Find each line containing the word "thành" and report how many there are. Add nothing else.

Provided information:
BEGIN

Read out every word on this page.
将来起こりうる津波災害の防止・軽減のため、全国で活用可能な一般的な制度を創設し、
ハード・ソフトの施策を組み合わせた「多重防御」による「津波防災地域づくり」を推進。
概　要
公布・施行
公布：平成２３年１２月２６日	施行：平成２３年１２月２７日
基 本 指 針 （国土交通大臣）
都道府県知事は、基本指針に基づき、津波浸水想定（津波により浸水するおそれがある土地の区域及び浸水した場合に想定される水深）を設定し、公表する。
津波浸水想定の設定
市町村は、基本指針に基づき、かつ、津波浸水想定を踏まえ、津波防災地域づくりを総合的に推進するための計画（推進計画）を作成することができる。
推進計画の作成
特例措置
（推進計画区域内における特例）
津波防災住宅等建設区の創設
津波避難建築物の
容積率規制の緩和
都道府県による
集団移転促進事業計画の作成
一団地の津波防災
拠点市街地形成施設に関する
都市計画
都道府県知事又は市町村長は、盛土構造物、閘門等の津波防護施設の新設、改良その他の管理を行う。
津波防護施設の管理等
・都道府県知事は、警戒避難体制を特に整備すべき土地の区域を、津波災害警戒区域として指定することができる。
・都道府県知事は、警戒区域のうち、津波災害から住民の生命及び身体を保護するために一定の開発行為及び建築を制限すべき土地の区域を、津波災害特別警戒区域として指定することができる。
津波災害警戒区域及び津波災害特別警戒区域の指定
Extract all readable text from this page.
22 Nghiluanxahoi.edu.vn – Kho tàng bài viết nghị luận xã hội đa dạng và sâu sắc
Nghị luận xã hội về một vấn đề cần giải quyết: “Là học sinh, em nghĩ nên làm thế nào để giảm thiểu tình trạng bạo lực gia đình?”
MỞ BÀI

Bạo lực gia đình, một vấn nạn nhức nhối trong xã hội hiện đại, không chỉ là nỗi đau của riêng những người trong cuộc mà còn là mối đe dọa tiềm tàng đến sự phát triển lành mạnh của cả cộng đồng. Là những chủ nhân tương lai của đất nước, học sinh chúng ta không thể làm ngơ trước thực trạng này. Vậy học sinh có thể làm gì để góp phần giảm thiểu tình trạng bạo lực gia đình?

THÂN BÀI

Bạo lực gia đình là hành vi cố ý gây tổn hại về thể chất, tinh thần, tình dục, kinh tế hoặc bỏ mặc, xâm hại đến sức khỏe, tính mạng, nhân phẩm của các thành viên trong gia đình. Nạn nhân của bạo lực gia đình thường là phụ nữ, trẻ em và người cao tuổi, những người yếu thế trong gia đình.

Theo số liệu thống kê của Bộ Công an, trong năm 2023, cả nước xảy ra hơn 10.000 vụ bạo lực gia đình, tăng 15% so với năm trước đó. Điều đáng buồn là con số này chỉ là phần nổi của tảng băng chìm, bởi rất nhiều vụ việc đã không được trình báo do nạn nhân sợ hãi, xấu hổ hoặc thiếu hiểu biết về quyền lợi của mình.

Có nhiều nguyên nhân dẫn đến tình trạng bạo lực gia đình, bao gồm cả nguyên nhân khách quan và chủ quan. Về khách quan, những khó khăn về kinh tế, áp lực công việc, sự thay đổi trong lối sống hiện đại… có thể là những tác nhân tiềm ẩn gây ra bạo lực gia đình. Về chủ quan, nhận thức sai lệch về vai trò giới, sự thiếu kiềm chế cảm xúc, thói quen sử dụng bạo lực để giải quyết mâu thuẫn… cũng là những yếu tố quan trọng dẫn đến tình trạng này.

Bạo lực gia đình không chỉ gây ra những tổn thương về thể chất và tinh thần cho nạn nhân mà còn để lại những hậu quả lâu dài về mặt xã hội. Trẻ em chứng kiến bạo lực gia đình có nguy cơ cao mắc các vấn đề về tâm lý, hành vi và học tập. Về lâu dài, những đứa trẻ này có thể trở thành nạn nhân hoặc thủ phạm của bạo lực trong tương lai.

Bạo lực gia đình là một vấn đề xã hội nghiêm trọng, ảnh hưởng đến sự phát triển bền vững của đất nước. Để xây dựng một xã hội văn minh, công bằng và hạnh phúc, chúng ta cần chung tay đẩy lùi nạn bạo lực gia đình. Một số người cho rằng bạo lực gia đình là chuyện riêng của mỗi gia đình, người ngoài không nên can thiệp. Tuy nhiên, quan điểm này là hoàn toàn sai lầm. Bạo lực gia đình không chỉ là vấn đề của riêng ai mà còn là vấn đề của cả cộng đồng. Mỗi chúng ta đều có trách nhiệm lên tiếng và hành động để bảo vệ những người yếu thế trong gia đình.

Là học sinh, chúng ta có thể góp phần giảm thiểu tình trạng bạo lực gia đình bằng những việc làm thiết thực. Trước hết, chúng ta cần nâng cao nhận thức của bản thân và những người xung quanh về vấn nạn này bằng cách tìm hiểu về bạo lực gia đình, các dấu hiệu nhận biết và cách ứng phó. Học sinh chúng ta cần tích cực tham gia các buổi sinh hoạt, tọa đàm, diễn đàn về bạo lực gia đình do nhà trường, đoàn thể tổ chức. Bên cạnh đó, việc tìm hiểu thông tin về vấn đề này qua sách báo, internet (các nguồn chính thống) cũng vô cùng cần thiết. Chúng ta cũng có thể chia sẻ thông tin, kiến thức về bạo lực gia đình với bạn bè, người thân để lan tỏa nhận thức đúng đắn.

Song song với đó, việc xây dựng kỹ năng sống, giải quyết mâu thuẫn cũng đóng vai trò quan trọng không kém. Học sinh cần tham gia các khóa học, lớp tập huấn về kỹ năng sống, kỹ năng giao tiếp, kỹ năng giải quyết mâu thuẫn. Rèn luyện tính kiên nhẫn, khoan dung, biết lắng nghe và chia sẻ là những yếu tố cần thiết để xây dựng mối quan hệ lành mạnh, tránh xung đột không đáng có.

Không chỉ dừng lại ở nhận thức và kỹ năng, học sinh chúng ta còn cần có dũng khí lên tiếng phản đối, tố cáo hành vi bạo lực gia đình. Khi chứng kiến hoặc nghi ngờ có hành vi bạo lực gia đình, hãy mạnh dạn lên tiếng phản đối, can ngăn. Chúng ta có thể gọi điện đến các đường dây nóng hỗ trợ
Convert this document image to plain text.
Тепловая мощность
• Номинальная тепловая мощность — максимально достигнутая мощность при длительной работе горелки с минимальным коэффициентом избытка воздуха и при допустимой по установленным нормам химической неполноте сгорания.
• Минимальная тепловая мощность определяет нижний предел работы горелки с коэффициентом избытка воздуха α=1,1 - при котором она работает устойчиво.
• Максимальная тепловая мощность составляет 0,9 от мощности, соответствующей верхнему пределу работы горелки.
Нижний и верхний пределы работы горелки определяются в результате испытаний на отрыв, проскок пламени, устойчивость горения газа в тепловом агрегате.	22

END

Answer to the problem: 2